◆ Requirement ◆
Take the line containing "Output the text content of this document." and all lines after it, through the end of the material, and repeat them exactly, pictures left out.

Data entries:

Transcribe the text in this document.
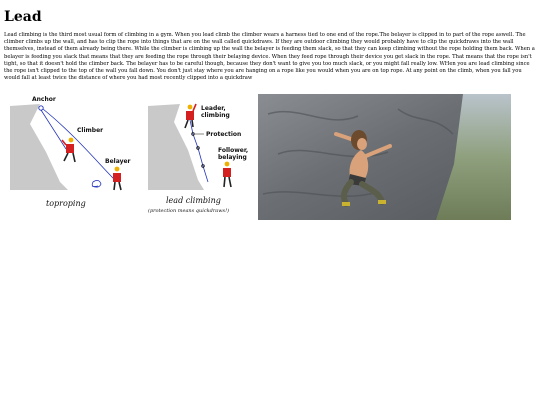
Lead

Lead climbing is the third most usual form of climbing in a gym. When you lead climb the climber wears a harness tied to one end of the rope.The belayer is clipped in to part of the rope aswell. The climber climbs up the wall, and has to clip the rope into things that are on the wall called quickdraws. If they are outdoor climbing they would probably have to clip the quickdraws into the wall themselves, instead of them already being there. While the climber is climbing up the wall the belayer is feeding them slack, so that they can keep climbing without the rope holding them back. When a belayer is feeding you slack that means that they are feeding the rope through their belaying device. When they feed rope through their device you get slack in the rope. That means that the rope isn't tight, so that it doesn't hold the climber back. The belayer has to be careful though, because they don't want to give you too much slack, or you might fall really low. WHen you are lead climbing since the rope isn't clipped to the top of the wall you fall down. You don't just stay where you are hanging on a rope like you would when you are on top rope. At any point on the climb, when you fall you would fall at least twice the distance of where you had most recently clipped into a quickdraw

Anchor
Climber
Belayer
toproping
Leader,
climbing
Protection
Follower,
belaying
lead climbing
(protection means quickdraws!)
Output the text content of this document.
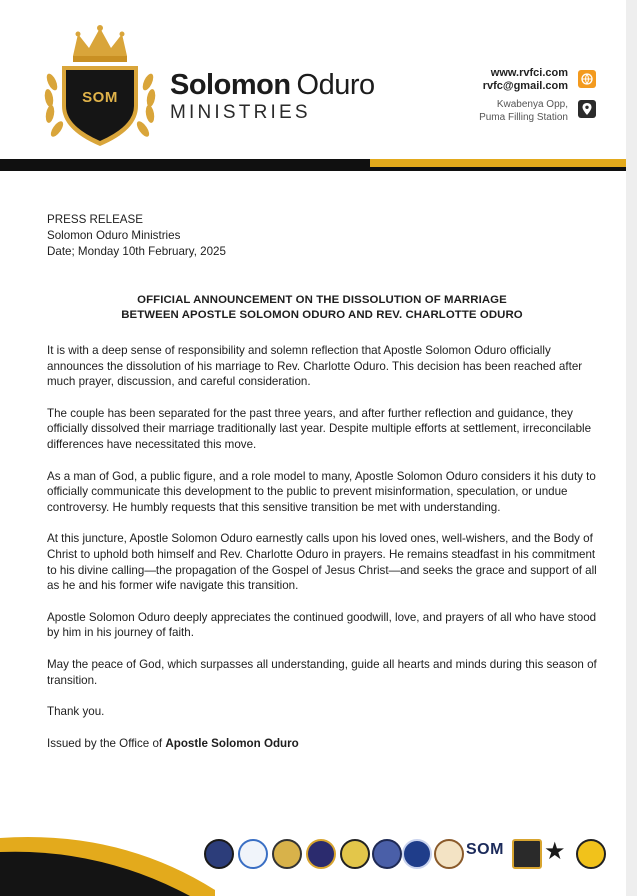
SOM	Solomon Oduro
MINISTRIES
www.rvfci.com
rvfc@gmail.com
Kwabenya Opp,
Puma Filling Station
PRESS RELEASE
Solomon Oduro Ministries
Date; Monday 10th February, 2025
OFFICIAL ANNOUNCEMENT ON THE DISSOLUTION OF MARRIAGE
BETWEEN APOSTLE SOLOMON ODURO AND REV. CHARLOTTE ODURO

It is with a deep sense of responsibility and solemn reflection that Apostle Solomon Oduro officially announces the dissolution of his marriage to Rev. Charlotte Oduro. This decision has been reached after much prayer, discussion, and careful consideration.

The couple has been separated for the past three years, and after further reflection and guidance, they officially dissolved their marriage traditionally last year. Despite multiple efforts at settlement, irreconcilable differences have necessitated this move.

As a man of God, a public figure, and a role model to many, Apostle Solomon Oduro considers it his duty to officially communicate this development to the public to prevent misinformation, speculation, or undue controversy. He humbly requests that this sensitive transition be met with understanding.

At this juncture, Apostle Solomon Oduro earnestly calls upon his loved ones, well-wishers, and the Body of Christ to uphold both himself and Rev. Charlotte Oduro in prayers. He remains steadfast in his commitment to his divine calling—the propagation of the Gospel of Jesus Christ—and seeks the grace and support of all as he and his former wife navigate this transition.

Apostle Solomon Oduro deeply appreciates the continued goodwill, love, and prayers of all who have stood by him in his journey of faith.

May the peace of God, which surpasses all understanding, guide all hearts and minds during this season of transition.

Thank you.

Issued by the Office of Apostle Solomon Oduro

SOM ★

◆ Response below ◆
Output the text content of this document.
SOM	Solomon Oduro
MINISTRIES
www.rvfci.com
rvfc@gmail.com
Kwabenya Opp,
Puma Filling Station
PRESS RELEASE
Solomon Oduro Ministries
Date; Monday 10th February, 2025
OFFICIAL ANNOUNCEMENT ON THE DISSOLUTION OF MARRIAGE
BETWEEN APOSTLE SOLOMON ODURO AND REV. CHARLOTTE ODURO

It is with a deep sense of responsibility and solemn reflection that Apostle Solomon Oduro officially announces the dissolution of his marriage to Rev. Charlotte Oduro. This decision has been reached after much prayer, discussion, and careful consideration.

The couple has been separated for the past three years, and after further reflection and guidance, they officially dissolved their marriage traditionally last year. Despite multiple efforts at settlement, irreconcilable differences have necessitated this move.

As a man of God, a public figure, and a role model to many, Apostle Solomon Oduro considers it his duty to officially communicate this development to the public to prevent misinformation, speculation, or undue controversy. He humbly requests that this sensitive transition be met with understanding.

At this juncture, Apostle Solomon Oduro earnestly calls upon his loved ones, well-wishers, and the Body of Christ to uphold both himself and Rev. Charlotte Oduro in prayers. He remains steadfast in his commitment to his divine calling—the propagation of the Gospel of Jesus Christ—and seeks the grace and support of all as he and his former wife navigate this transition.

Apostle Solomon Oduro deeply appreciates the continued goodwill, love, and prayers of all who have stood by him in his journey of faith.

May the peace of God, which surpasses all understanding, guide all hearts and minds during this season of transition.

Thank you.

Issued by the Office of Apostle Solomon Oduro

SOM ★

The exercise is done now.